## START DATA SHOWN
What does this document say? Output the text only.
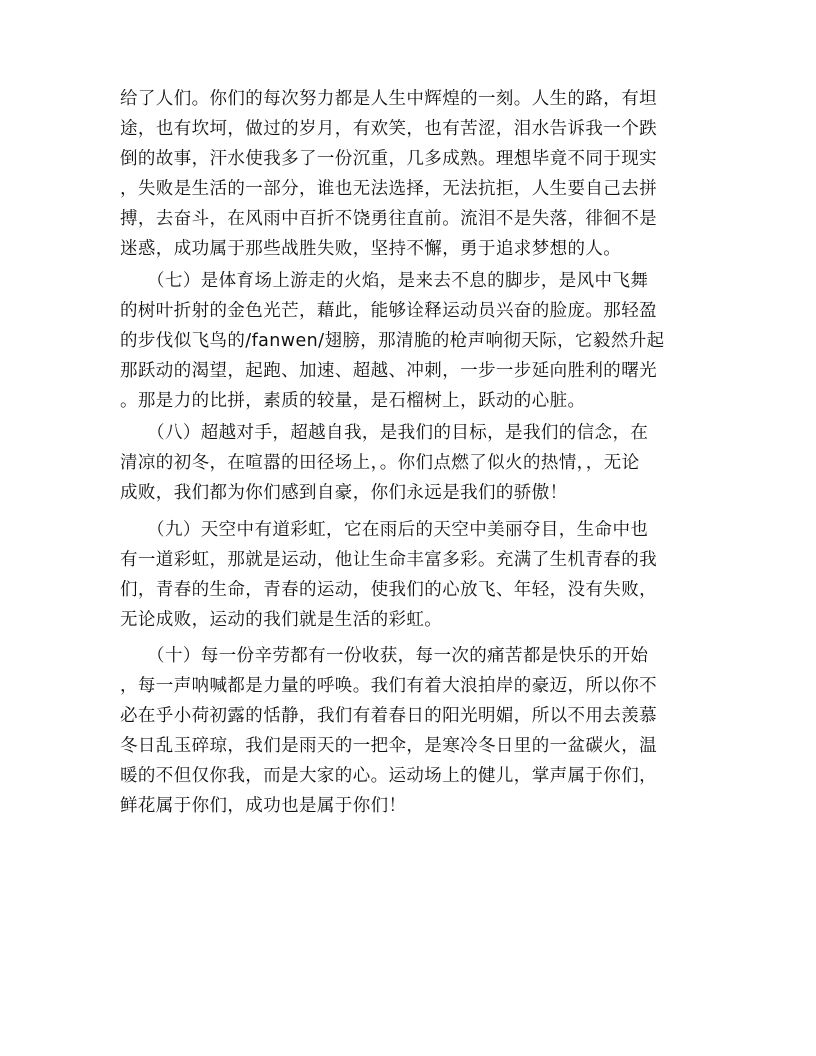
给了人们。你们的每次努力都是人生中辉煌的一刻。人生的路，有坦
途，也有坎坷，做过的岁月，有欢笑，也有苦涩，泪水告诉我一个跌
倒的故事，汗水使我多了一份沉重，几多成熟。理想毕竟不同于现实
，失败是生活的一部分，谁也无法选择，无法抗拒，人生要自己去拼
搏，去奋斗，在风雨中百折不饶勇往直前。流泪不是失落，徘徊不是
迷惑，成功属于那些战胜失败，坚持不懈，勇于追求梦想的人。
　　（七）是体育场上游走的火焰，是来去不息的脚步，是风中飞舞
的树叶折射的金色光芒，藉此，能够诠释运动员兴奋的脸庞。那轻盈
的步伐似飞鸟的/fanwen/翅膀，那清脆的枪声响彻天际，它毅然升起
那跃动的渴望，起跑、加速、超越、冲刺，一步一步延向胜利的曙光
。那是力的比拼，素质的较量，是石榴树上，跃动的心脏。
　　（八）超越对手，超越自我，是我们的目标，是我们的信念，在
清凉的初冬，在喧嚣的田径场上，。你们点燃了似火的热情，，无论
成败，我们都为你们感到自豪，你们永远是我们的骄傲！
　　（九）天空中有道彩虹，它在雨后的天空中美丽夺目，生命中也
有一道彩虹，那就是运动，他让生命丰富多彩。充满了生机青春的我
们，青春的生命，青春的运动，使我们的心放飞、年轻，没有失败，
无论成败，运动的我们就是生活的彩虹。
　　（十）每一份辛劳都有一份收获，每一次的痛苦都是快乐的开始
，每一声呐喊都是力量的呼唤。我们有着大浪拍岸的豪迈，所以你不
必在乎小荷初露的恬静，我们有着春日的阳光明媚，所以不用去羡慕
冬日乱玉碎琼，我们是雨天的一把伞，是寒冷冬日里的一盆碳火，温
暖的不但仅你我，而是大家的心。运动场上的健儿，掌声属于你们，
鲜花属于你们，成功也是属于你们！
## END DATA SHOWN
## START DATA SHOWN
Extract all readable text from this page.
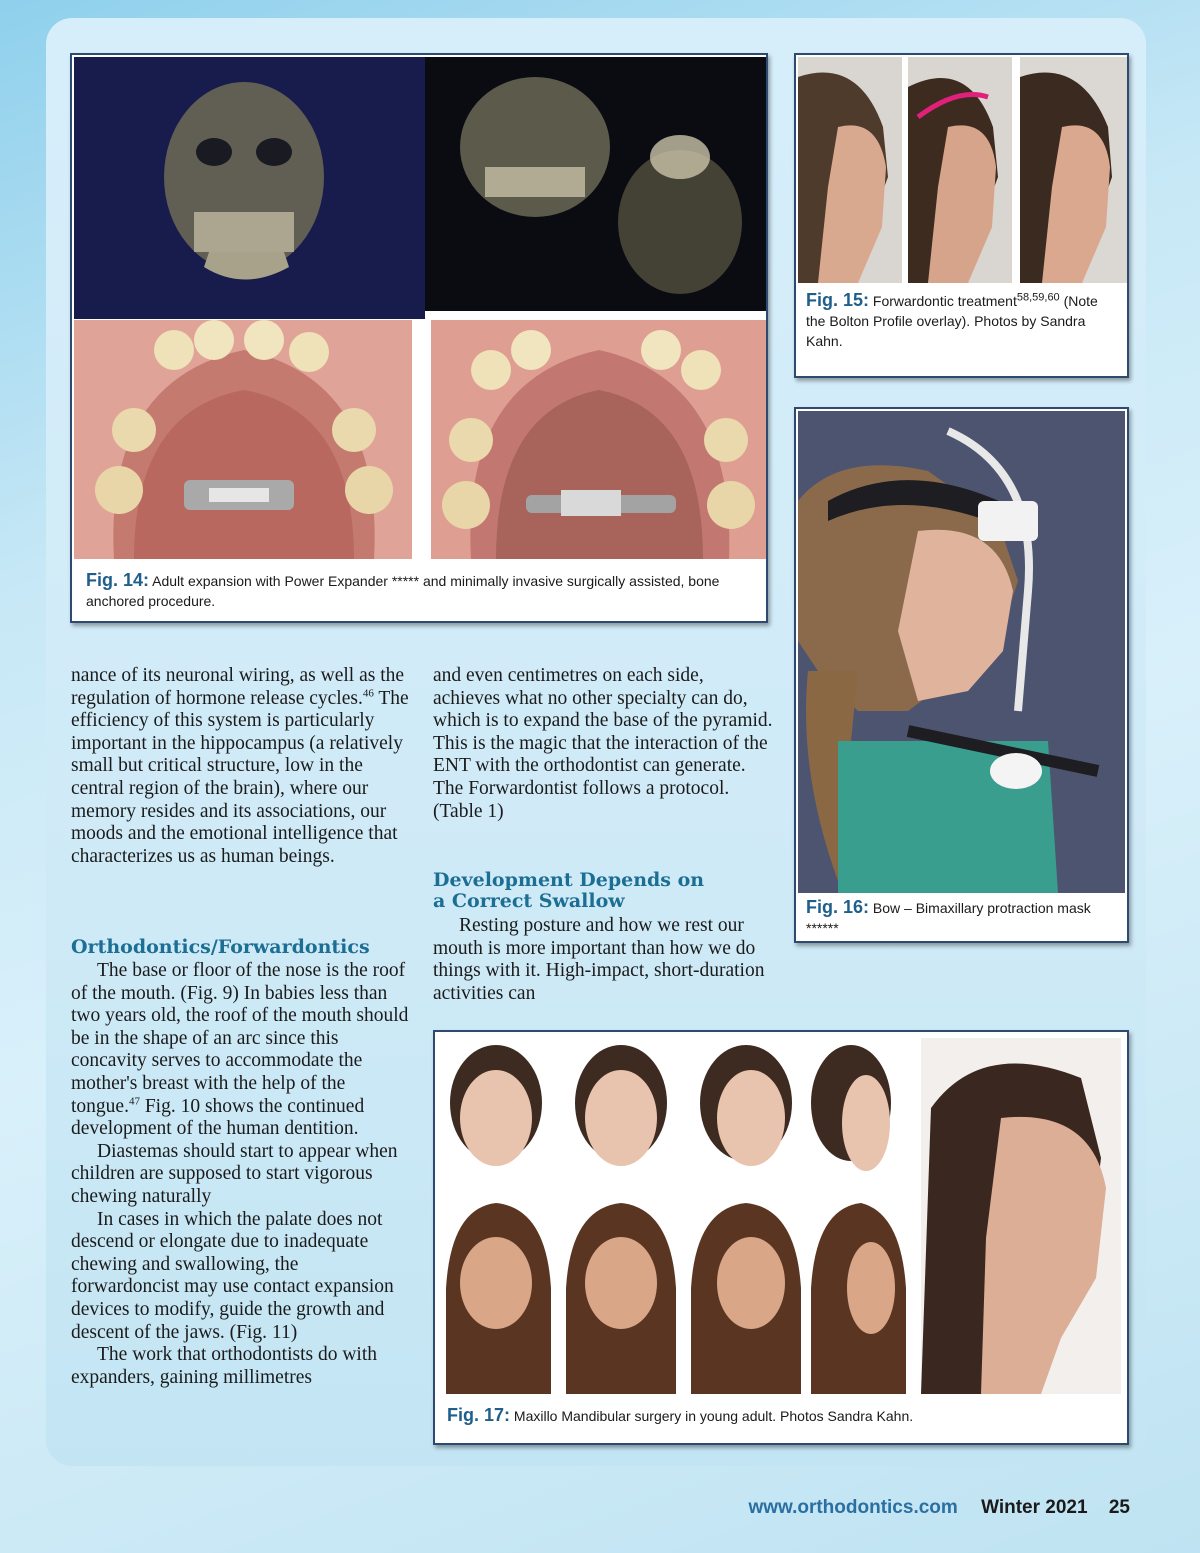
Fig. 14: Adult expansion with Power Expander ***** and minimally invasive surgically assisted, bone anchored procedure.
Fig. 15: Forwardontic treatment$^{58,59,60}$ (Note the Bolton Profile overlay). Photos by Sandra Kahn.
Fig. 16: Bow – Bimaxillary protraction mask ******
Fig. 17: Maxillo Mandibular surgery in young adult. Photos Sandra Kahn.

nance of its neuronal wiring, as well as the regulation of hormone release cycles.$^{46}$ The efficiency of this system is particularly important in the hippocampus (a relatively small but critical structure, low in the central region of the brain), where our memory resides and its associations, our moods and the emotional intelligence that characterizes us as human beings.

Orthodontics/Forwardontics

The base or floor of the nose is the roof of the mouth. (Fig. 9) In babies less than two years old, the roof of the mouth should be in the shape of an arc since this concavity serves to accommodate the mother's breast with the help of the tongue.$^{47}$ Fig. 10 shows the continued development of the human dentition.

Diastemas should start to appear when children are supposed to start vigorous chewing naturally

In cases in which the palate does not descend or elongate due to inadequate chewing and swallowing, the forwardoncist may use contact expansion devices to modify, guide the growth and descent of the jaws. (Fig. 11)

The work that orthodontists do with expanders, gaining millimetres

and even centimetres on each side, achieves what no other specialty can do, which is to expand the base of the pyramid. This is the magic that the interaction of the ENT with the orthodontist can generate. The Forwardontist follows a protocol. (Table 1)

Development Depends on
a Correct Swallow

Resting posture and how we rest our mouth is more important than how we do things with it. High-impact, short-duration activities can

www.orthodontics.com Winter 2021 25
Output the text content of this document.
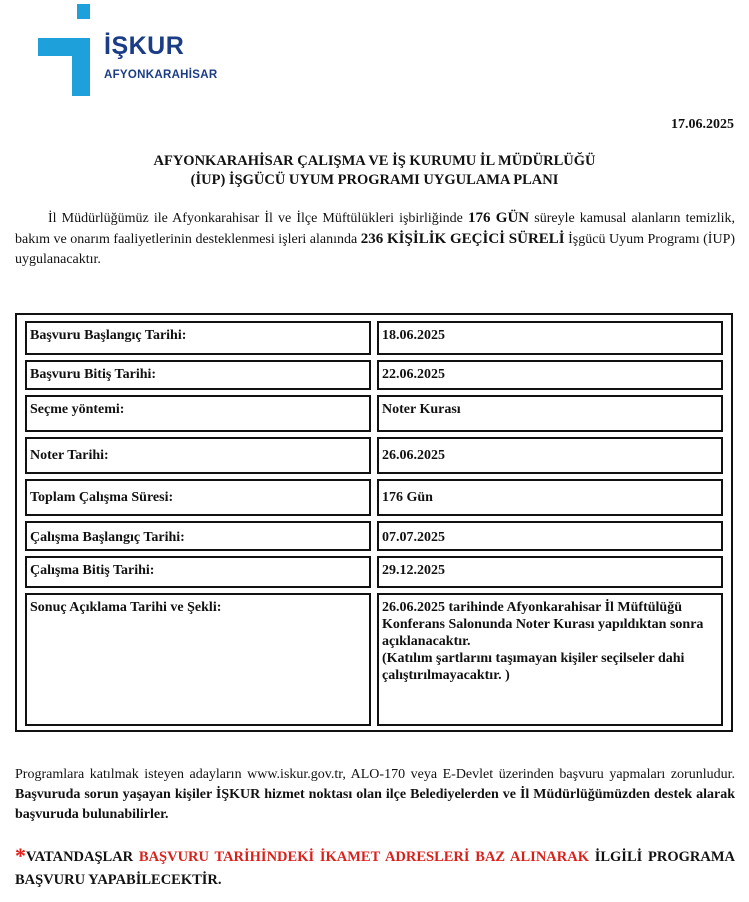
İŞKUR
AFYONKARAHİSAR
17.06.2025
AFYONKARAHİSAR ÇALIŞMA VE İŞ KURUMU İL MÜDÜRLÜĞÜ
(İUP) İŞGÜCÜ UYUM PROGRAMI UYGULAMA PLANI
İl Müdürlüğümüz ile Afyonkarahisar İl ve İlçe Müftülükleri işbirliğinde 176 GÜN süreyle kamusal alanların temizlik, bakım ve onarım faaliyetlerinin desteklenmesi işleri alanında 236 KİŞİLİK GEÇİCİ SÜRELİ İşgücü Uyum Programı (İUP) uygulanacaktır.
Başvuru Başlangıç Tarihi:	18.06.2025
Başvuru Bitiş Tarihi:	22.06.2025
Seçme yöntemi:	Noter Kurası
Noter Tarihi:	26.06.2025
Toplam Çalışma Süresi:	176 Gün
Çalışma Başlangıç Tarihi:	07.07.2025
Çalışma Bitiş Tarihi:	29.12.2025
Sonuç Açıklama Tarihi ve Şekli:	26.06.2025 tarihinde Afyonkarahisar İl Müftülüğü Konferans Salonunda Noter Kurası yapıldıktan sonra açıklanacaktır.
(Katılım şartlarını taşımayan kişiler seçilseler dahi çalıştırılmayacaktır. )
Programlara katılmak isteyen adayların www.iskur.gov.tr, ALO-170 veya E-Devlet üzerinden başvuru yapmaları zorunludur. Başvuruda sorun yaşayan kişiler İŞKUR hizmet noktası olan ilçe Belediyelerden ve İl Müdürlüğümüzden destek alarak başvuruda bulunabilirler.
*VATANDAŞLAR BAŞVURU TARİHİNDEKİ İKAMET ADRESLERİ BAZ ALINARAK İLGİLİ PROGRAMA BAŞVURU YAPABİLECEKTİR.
## END DATA SHOWN
## START DATA SHOWN
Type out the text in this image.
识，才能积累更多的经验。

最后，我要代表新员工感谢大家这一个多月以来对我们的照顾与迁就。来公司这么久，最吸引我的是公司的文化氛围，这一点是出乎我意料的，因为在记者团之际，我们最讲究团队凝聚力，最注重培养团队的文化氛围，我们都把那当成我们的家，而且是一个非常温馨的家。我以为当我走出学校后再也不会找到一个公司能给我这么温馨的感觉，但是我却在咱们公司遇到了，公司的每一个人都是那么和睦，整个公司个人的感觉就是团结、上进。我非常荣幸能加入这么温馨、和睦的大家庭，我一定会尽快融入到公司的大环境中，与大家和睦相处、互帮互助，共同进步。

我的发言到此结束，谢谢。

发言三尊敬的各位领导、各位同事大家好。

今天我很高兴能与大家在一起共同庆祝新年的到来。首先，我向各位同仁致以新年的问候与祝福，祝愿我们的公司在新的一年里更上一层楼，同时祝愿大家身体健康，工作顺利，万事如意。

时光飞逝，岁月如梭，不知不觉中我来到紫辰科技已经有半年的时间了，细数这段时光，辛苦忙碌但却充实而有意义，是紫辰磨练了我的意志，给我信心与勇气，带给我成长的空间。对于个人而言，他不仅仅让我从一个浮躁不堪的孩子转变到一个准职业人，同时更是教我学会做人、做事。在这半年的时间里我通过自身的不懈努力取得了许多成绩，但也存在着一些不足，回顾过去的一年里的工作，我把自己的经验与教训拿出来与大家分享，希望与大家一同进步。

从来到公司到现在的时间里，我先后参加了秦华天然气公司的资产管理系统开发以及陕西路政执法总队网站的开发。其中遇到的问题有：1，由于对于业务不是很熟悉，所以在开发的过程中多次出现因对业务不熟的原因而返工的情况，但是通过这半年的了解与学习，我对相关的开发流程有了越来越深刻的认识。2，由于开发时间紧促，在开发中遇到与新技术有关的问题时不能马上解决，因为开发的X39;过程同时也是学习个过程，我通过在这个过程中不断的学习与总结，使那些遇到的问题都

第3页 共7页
## END DATA SHOWN
■ **INSTRUCTION**
Copy each line of the preceding data that contains the string "chewing".

■ **OUTPUT OF THE TASK**
Diastemas should start to appear when children are supposed to start vigorous chewing naturally
In cases in which the palate does not descend or elongate due to inadequate chewing and swallowing, the forwardoncist may use contact expansion devices to modify, guide the growth and descent of the jaws. (Fig. 11)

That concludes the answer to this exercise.